• Task brief: Copy out the lines that have "which" in them.
— begin —
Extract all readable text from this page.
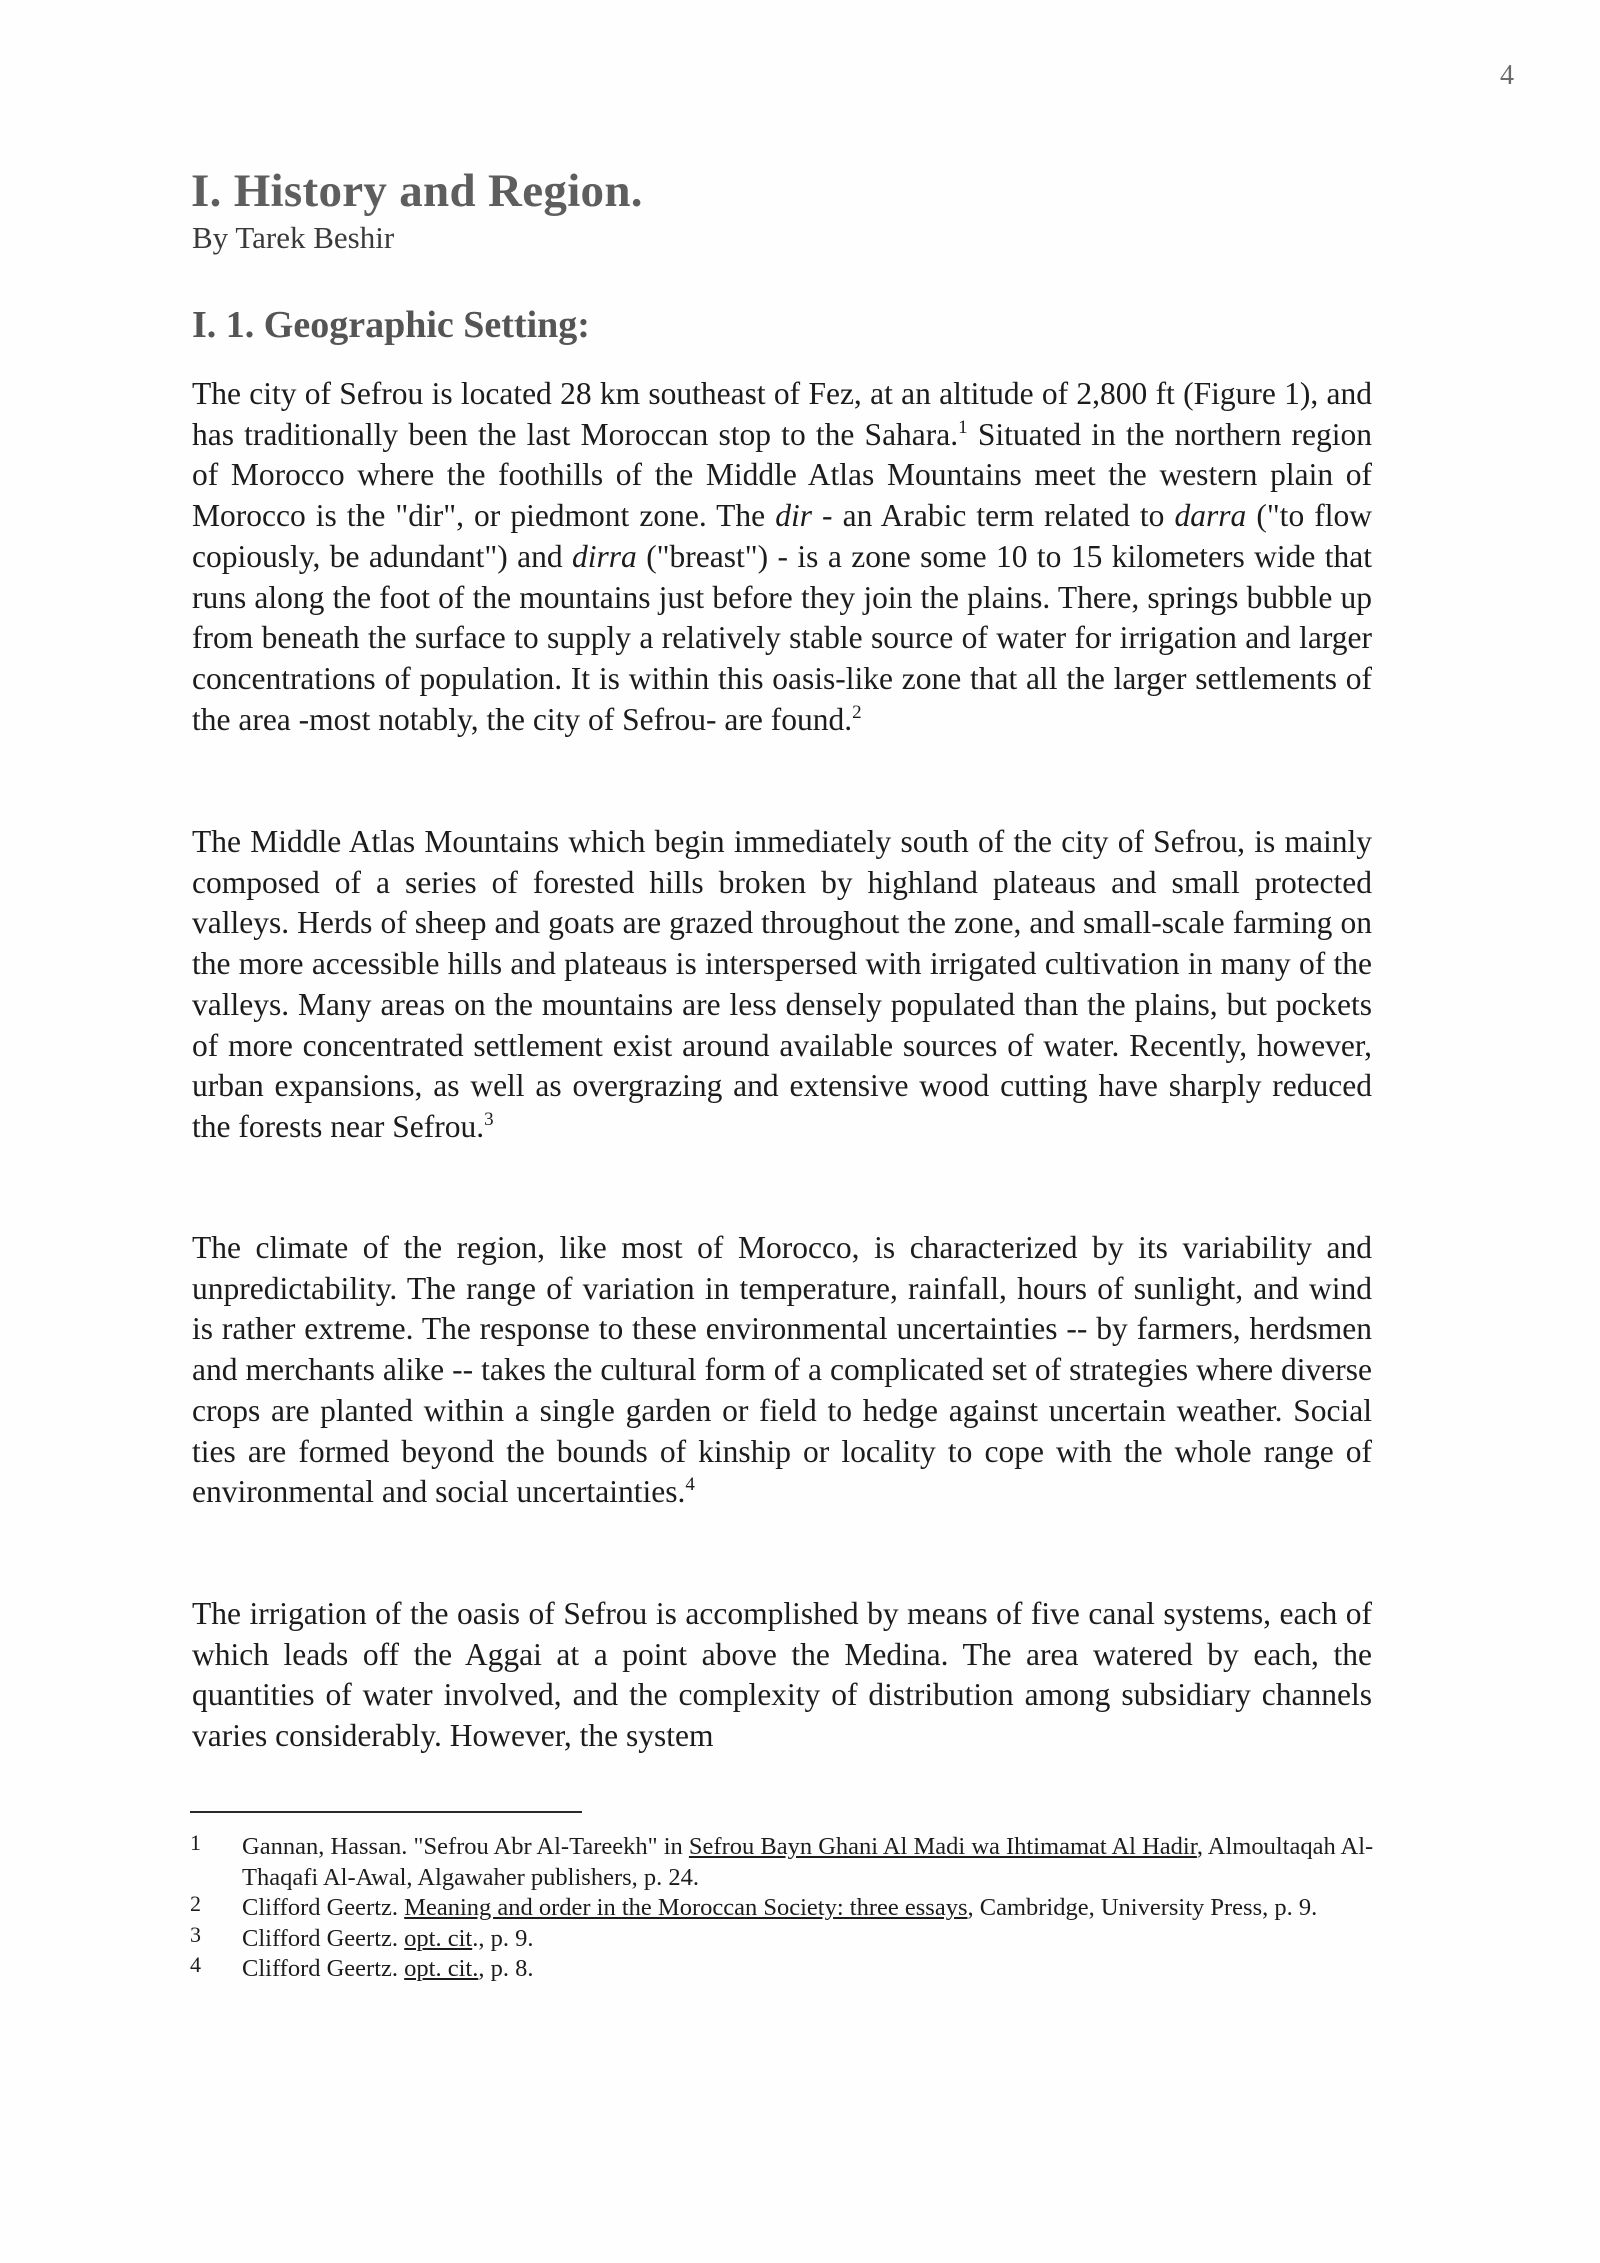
4
I. History and Region.
By Tarek Beshir
I. 1. Geographic Setting:

The city of Sefrou is located 28 km southeast of Fez, at an altitude of 2,800 ft (Figure 1), and has traditionally been the last Moroccan stop to the Sahara.$^1$ Situated in the northern region of Morocco where the foothills of the Middle Atlas Mountains meet the western plain of Morocco is the "dir", or piedmont zone. The dir - an Arabic term related to darra ("to flow copiously, be adundant") and dirra ("breast") - is a zone some 10 to 15 kilometers wide that runs along the foot of the mountains just before they join the plains. There, springs bubble up from beneath the surface to supply a relatively stable source of water for irrigation and larger concentrations of population. It is within this oasis-like zone that all the larger settlements of the area -most notably, the city of Sefrou- are found.$^2$

The Middle Atlas Mountains which begin immediately south of the city of Sefrou, is mainly composed of a series of forested hills broken by highland plateaus and small protected valleys. Herds of sheep and goats are grazed throughout the zone, and small-scale farming on the more accessible hills and plateaus is interspersed with irrigated cultivation in many of the valleys. Many areas on the mountains are less densely populated than the plains, but pockets of more concentrated settlement exist around available sources of water. Recently, however, urban expansions, as well as overgrazing and extensive wood cutting have sharply reduced the forests near Sefrou.$^3$

The climate of the region, like most of Morocco, is characterized by its variability and unpredictability. The range of variation in temperature, rainfall, hours of sunlight, and wind is rather extreme. The response to these environmental uncertainties -- by farmers, herdsmen and merchants alike -- takes the cultural form of a complicated set of strategies where diverse crops are planted within a single garden or field to hedge against uncertain weather. Social ties are formed beyond the bounds of kinship or locality to cope with the whole range of environmental and social uncertainties.$^4$

The irrigation of the oasis of Sefrou is accomplished by means of five canal systems, each of which leads off the Aggai at a point above the Medina. The area watered by each, the quantities of water involved, and the complexity of distribution among subsidiary channels varies considerably. However, the system

1	Gannan, Hassan. "Sefrou Abr Al-Tareekh" in Sefrou Bayn Ghani Al Madi wa Ihtimamat Al Hadir, Almoultaqah Al-Thaqafi Al-Awal, Algawaher publishers, p. 24.
2	Clifford Geertz. Meaning and order in the Moroccan Society: three essays, Cambridge, University Press, p. 9.
3	Clifford Geertz. opt. cit., p. 9.
4	Clifford Geertz. opt. cit., p. 8.
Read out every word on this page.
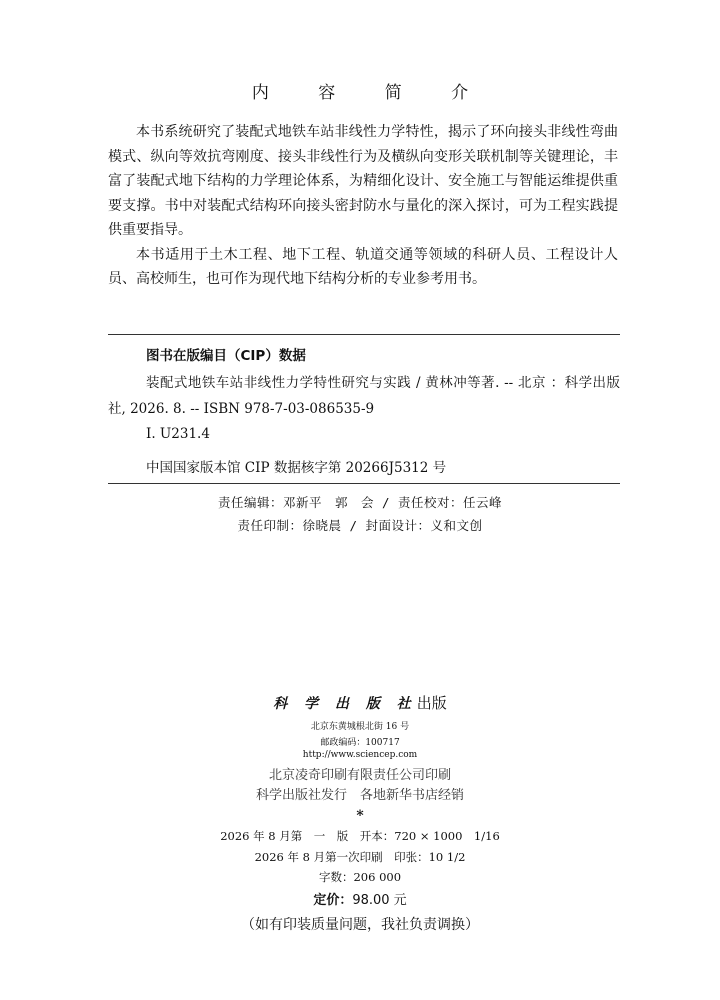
内 容 简 介

本书系统研究了装配式地铁车站非线性力学特性，揭示了环向接头非线性弯曲模式、纵向等效抗弯刚度、接头非线性行为及横纵向变形关联机制等关键理论，丰富了装配式地下结构的力学理论体系，为精细化设计、安全施工与智能运维提供重要支撑。书中对装配式结构环向接头密封防水与量化的深入探讨，可为工程实践提供重要指导。

本书适用于土木工程、地下工程、轨道交通等领域的科研人员、工程设计人员、高校师生，也可作为现代地下结构分析的专业参考用书。

图书在版编目（CIP）数据
装配式地铁车站非线性力学特性研究与实践 / 黄林冲等著. -- 北京 ：科学出版社, 2026. 8. -- ISBN 978-7-03-086535-9
Ⅰ. U231.4
中国国家版本馆 CIP 数据核字第 20266J5312 号
责任编辑：邓新平　郭　会 / 责任校对：任云峰
责任印制：徐晓晨 / 封面设计：义和文创
科 学 出 版 社出版
北京东黄城根北街 16 号
邮政编码：100717
http://www.sciencep.com
北京凌奇印刷有限责任公司印刷
科学出版社发行　各地新华书店经销
*
2026 年 8 月第　一　版　开本：720 × 1000　1/16
2026 年 8 月第一次印刷　印张：10 1/2
字数：206 000
定价：98.00 元
（如有印装质量问题，我社负责调换）
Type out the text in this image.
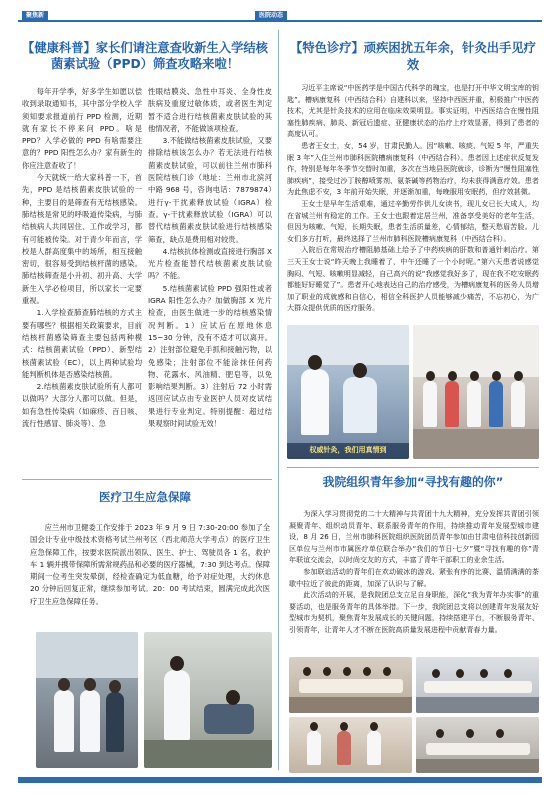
聚焦新	医院动态
【健康科普】家长们请注意查收新生入学结核菌素试验（PPD）筛查攻略来啦！

每年开学季，好多学生如愿以偿收到录取通知书，其中部分学校入学须知要求报道前行 PPD 检测，近期就有家长不停来问 PPD。啥是 PPD？入学必做的 PPD 有啥需要注意的？PPD 阳性怎么办？家有新生的你应注意查收了！

今天就统一给大家科普一下，首先，PPD 是结核菌素皮肤试验的一种，主要目的是筛查有无结核感染。肺结核是常见的呼吸道传染病，与肺结核病人共同居住、工作或学习，都有可能被传染。对于青少年而言，学校是人群高度集中的场所，相互接触密切，很容易受到结核杆菌的感染。肺结核筛查是小升初、初升高、大学新生入学必检项目，所以家长一定要重视。

1.入学检查肺查肺结核的方式主要有哪些？根据相关政策要求，目前结核杆菌感染筛查主要包括两种模式：结核菌素试验（PPD）、新型结核菌素试验（EC），以上两种试验均能判断机体是否感染结核菌。

2.结核菌素皮肤试验所有人都可以做吗？大部分人都可以做。但是，如有急性传染病（如麻疹、百日咳、流行性感冒、肺炎等）、急

性眼结膜炎、急性中耳炎、全身性皮肤病及重度过敏体质，或者医生判定暂不适合进行结核菌素皮肤试验的其他情况者，不能做该项检查。

3.不能做结核菌素皮肤试验，又要排除结核该怎么办？若无法进行结核菌素皮肤试验，可以前往兰州市肺科医院结核门诊（地址：兰州市北滨河中路 968 号，咨询电话：7879874）进行γ-干扰素释放试验（IGRA）检查。γ-干扰素释放试验（IGRA）可以替代结核菌素皮肤试验进行结核感染筛查，缺点是费用相对较贵。

4.结核抗体检测或直接进行胸部 X 光片检查能替代结核菌素皮肤试验吗？不能。

5.结核菌素试验 PPD 强阳性或者 IGRA 阳性怎么办？加做胸部 X 光片检查，由医生做进一步的结核感染情况判断。1）应试后在原地休息 15~30 分钟，没有不适才可以离开。2）注射部位避免手抓和接触污物，以免感染；注射部位不能涂抹任何药物、花露水、风油精、肥皂等，以免影响结果判断。3）注射后 72 小时需返回应试点由专业医护人员对皮试结果进行专业判定。特别提醒：超过结果观察时间试验无效！

医疗卫生应急保障

应兰州市卫健委工作安排于 2023 年 9 月 9 日 7:30-20:00 参加了全国会计专业中级技术资格考试兰州考区（西北师范大学考点）的医疗卫生应急保障工作，按要求医院派出领队、医生、护士、驾驶员各 1 名，救护车 1 辆并携带保障所需常规药品和必要的医疗器械，7:30 到达考点。保障期间一位考生突发晕倒，经检查确定为低血糖，给予对症处理，大约休息 20 分钟后回复正常，继续参加考试。20：00 考试结束，圆满完成此次医疗卫生应急保障任务。

【特色诊疗】顽疾困扰五年余，针灸出手见疗效

习近平主席说“中医药学是中国古代科学的瑰宝，也是打开中华文明宝库的钥匙”。槽病康复科（中西结合科）自建科以来，坚持中西医并重，积极推广中医药技术，尤其是针灸技术的应用在临床效果明显。事实证明，中西医结合在慢性阻塞性肺疾病、肺炎、新冠后遗症、亚健康状态的治疗上疗效显著，得到了患者的高度认可。

患者王女士，女，54 岁，甘肃民勤人。因“咳嗽、咳痰、气短 5 年，严重失眠 3 年”入住兰州市肺科医院槽病康复科（中西结合科）。患者因上述症状反复发作，特别是每年冬季节交替时加重，多次在当地县医院就诊，诊断为“慢性阻塞性肺疾病”，接受过沙丁胺醇喷雾剂、氨茶碱等药物治疗，均未获得满意疗效。患者为此焦虑不安，3 年前开始失眠，并逐渐加重，每晚服用安眠药，但疗效甚微。

王女士是早年生活艰难，通过辛勤劳作供儿女读书，现儿女已长大成人，均在省城兰州有稳定的工作。王女士也跟着定居兰州，准备享受美好的老年生活，但因为咳嗽、气短，长期失眠，患者生活质量差，心情郁结，整天愁眉苦脸。儿女们多方打听，最终选择了兰州市肺科医院槽病康复科（中西结合科）。

入院后在常规治疗槽阻肺基础上给予了中药疾病的肝数和普通针刺治疗。第三天王女士说“昨天晚上我睡着了，中午还睡了一个小时呢。”第六天患者说感觉胸闷、气短、咳嗽明显减轻，自己高兴的说“我感觉我好多了，现在我不吃安眠药都能好好睡觉了”。患者开心地表达自己的治疗感受，为槽病康复科的医务人员增加了职业的成就感和自信心，相信全科医护人员能够减少痛苦，不忘初心，为广大群众提供优质的医疗服务。

权威针灸，我们用真情到
我院组织青年参加“寻找有趣的你”

为深入学习贯彻党的二十大精神与共青团十九大精神，充分发挥共青团引领凝聚青年、组织动员青年、联系服务青年的作用，持续推动青年发展型城市建设，8 月 26 日，兰州市肺科医院组织医院团员青年参加由甘肃电信科技创新园区单位与兰州市市属医疗单位联合举办“我们的节日·七夕”暨“寻找有趣的你”青年联谊交流会，以时尚交友的方式，丰富了青年干部职工的业余生活。

参加联谊活动的青年们在欢动破冰的游戏、紧张有序的比赛、温情满满的茶歇中拉近了彼此的距离，加深了认识与了解。

此次活动的开展，是我院团总支立足自身职能，深化“我为青年办实事”的重要活动，也是服务青年的具体举措。下一步，我院团总支将以创建青年发展友好型城市为契机，聚焦青年发展成长的关键问题，持续搭建平台，不断服务青年、引领青年，让青年人才不断在医院高质量发展进程中贡献青春力量。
— end —
• Full answer:
The Middle Atlas Mountains which begin immediately south of the city of Sefrou, is mainly composed of a series of forested hills broken by highland plateaus and small protected valleys. Herds of sheep and goats are grazed throughout the zone, and small-scale farming on the more accessible hills and plateaus is interspersed with irrigated cultivation in many of the valleys. Many areas on the mountains are less densely populated than the plains, but pockets of more concentrated settlement exist around available sources of water. Recently, however, urban expansions, as well as overgrazing and extensive wood cutting have sharply reduced the forests near Sefrou.$^3$
The irrigation of the oasis of Sefrou is accomplished by means of five canal systems, each of which leads off the Aggai at a point above the Medina. The area watered by each, the quantities of water involved, and the complexity of distribution among subsidiary channels varies considerably. However, the system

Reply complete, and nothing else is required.